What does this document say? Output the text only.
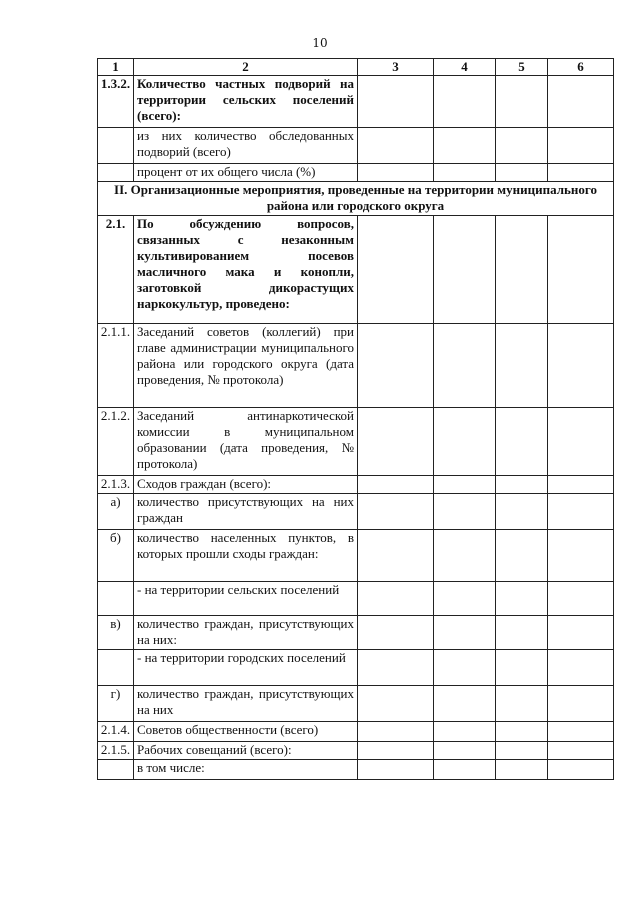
10
1	2	3	4	5	6
1.3.2.	Количество частных подворий на территории сельских поселений (всего):				
	из них количество обследованных подворий (всего)				
	процент от их общего числа (%)				
II. Организационные мероприятия, проведенные на территории муниципального района или городского округа					
2.1.	По обсуждению вопросов, связанных с незаконным культивированием посевов масличного мака и конопли, заготовкой дикорастущих наркокультур, проведено:				
2.1.1.	Заседаний советов (коллегий) при главе администрации муниципального района или городского округа (дата проведения, № протокола)				
2.1.2.	Заседаний антинаркотической комиссии в муниципальном образовании (дата проведения, № протокола)				
2.1.3.	Сходов граждан (всего):				
а)	количество присутствующих на них граждан				
б)	количество населенных пунктов, в которых прошли сходы граждан:				
	- на территории сельских поселений				
в)	количество граждан, присутствующих на них:				
	- на территории городских поселений				
г)	количество граждан, присутствующих на них				
2.1.4.	Советов общественности (всего)				
2.1.5.	Рабочих совещаний (всего):				
	в том числе:				
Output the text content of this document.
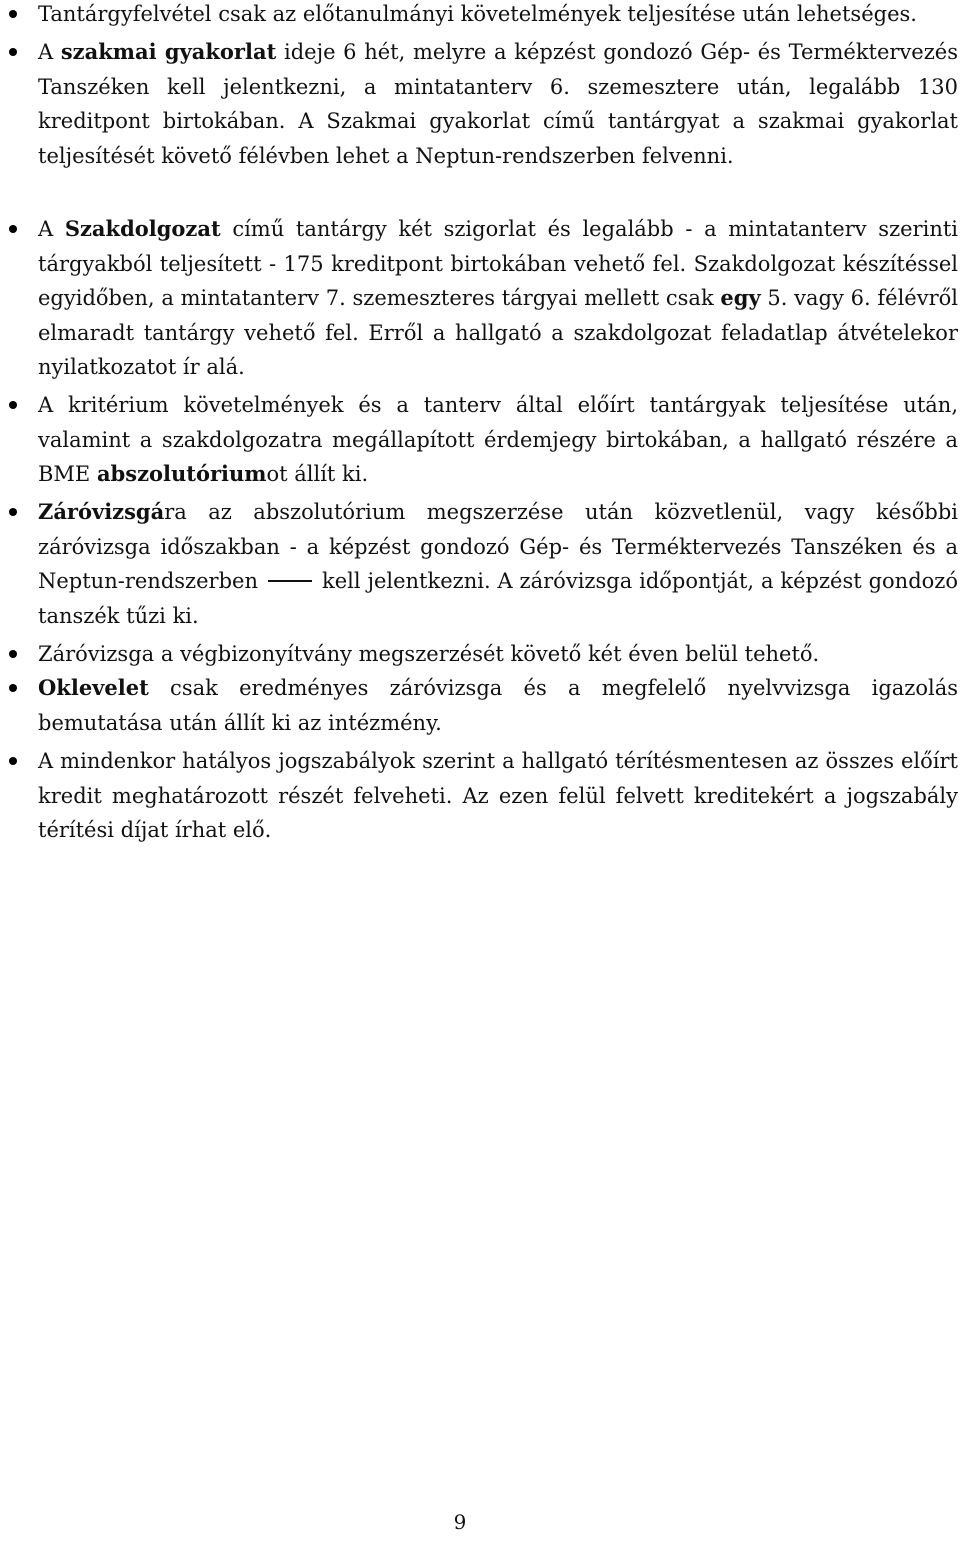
Tantárgyfelvétel csak az előtanulmányi követelmények teljesítése után lehetséges.
A szakmai gyakorlat ideje 6 hét, melyre a képzést gondozó Gép- és Terméktervezés Tanszéken kell jelentkezni, a mintatanterv 6. szemesztere után, legalább 130 kreditpont birtokában. A Szakmai gyakorlat című tantárgyat a szakmai gyakorlat teljesítését követő félévben lehet a Neptun-rendszerben felvenni.
A Szakdolgozat című tantárgy két szigorlat és legalább - a mintatanterv szerinti tárgyakból teljesített - 175 kreditpont birtokában vehető fel. Szakdolgozat készítéssel egyidőben, a mintatanterv 7. szemeszteres tárgyai mellett csak egy 5. vagy 6. félévről elmaradt tantárgy vehető fel. Erről a hallgató a szakdolgozat feladatlap átvételekor nyilatkozatot ír alá.
A kritérium követelmények és a tanterv által előírt tantárgyak teljesítése után, valamint a szakdolgozatra megállapított érdemjegy birtokában, a hallgató részére a BME abszolutóriumot állít ki.
Záróvizsgára az abszolutórium megszerzése után közvetlenül, vagy későbbi záróvizsga időszakban - a képzést gondozó Gép- és Terméktervezés Tanszéken és a Neptun-rendszerben	kell jelentkezni. A záróvizsga időpontját, a képzést gondozó tanszék tűzi ki.
Záróvizsga a végbizonyítvány megszerzését követő két éven belül tehető.
Oklevelet csak eredményes záróvizsga és a megfelelő nyelvvizsga igazolás bemutatása után állít ki az intézmény.
A mindenkor hatályos jogszabályok szerint a hallgató térítésmentesen az összes előírt kredit meghatározott részét felveheti. Az ezen felül felvett kreditekért a jogszabály térítési díjat írhat elő.
9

----------

### Stated goal
Repeat the data exactly, excluding the pictures.

### Task solution
What does this document say? Output the text only.
10
1	2	3	4	5	6
1.3.2.	Количество частных подворий на территории сельских поселений (всего):				
	из них количество обследованных подворий (всего)				
	процент от их общего числа (%)				
II. Организационные мероприятия, проведенные на территории муниципального района или городского округа					
2.1.	По обсуждению вопросов, связанных с незаконным культивированием посевов масличного мака и конопли, заготовкой дикорастущих наркокультур, проведено:				
2.1.1.	Заседаний советов (коллегий) при главе администрации муниципального района или городского округа (дата проведения, № протокола)				
2.1.2.	Заседаний антинаркотической комиссии в муниципальном образовании (дата проведения, № протокола)				
2.1.3.	Сходов граждан (всего):				
а)	количество присутствующих на них граждан				
б)	количество населенных пунктов, в которых прошли сходы граждан:				
	- на территории сельских поселений				
в)	количество граждан, присутствующих на них:				
	- на территории городских поселений				
г)	количество граждан, присутствующих на них				
2.1.4.	Советов общественности (всего)				
2.1.5.	Рабочих совещаний (всего):				
	в том числе:				
Output the text content of this document.
Tantárgyfelvétel csak az előtanulmányi követelmények teljesítése után lehetséges.
A szakmai gyakorlat ideje 6 hét, melyre a képzést gondozó Gép- és Terméktervezés Tanszéken kell jelentkezni, a mintatanterv 6. szemesztere után, legalább 130 kreditpont birtokában. A Szakmai gyakorlat című tantárgyat a szakmai gyakorlat teljesítését követő félévben lehet a Neptun-rendszerben felvenni.
A Szakdolgozat című tantárgy két szigorlat és legalább - a mintatanterv szerinti tárgyakból teljesített - 175 kreditpont birtokában vehető fel. Szakdolgozat készítéssel egyidőben, a mintatanterv 7. szemeszteres tárgyai mellett csak egy 5. vagy 6. félévről elmaradt tantárgy vehető fel. Erről a hallgató a szakdolgozat feladatlap átvételekor nyilatkozatot ír alá.
A kritérium követelmények és a tanterv által előírt tantárgyak teljesítése után, valamint a szakdolgozatra megállapított érdemjegy birtokában, a hallgató részére a BME abszolutóriumot állít ki.
Záróvizsgára az abszolutórium megszerzése után közvetlenül, vagy későbbi záróvizsga időszakban - a képzést gondozó Gép- és Terméktervezés Tanszéken és a Neptun-rendszerben	kell jelentkezni. A záróvizsga időpontját, a képzést gondozó tanszék tűzi ki.
Záróvizsga a végbizonyítvány megszerzését követő két éven belül tehető.
Oklevelet csak eredményes záróvizsga és a megfelelő nyelvvizsga igazolás bemutatása után állít ki az intézmény.
A mindenkor hatályos jogszabályok szerint a hallgató térítésmentesen az összes előírt kredit meghatározott részét felveheti. Az ezen felül felvett kreditekért a jogszabály térítési díjat írhat elő.
9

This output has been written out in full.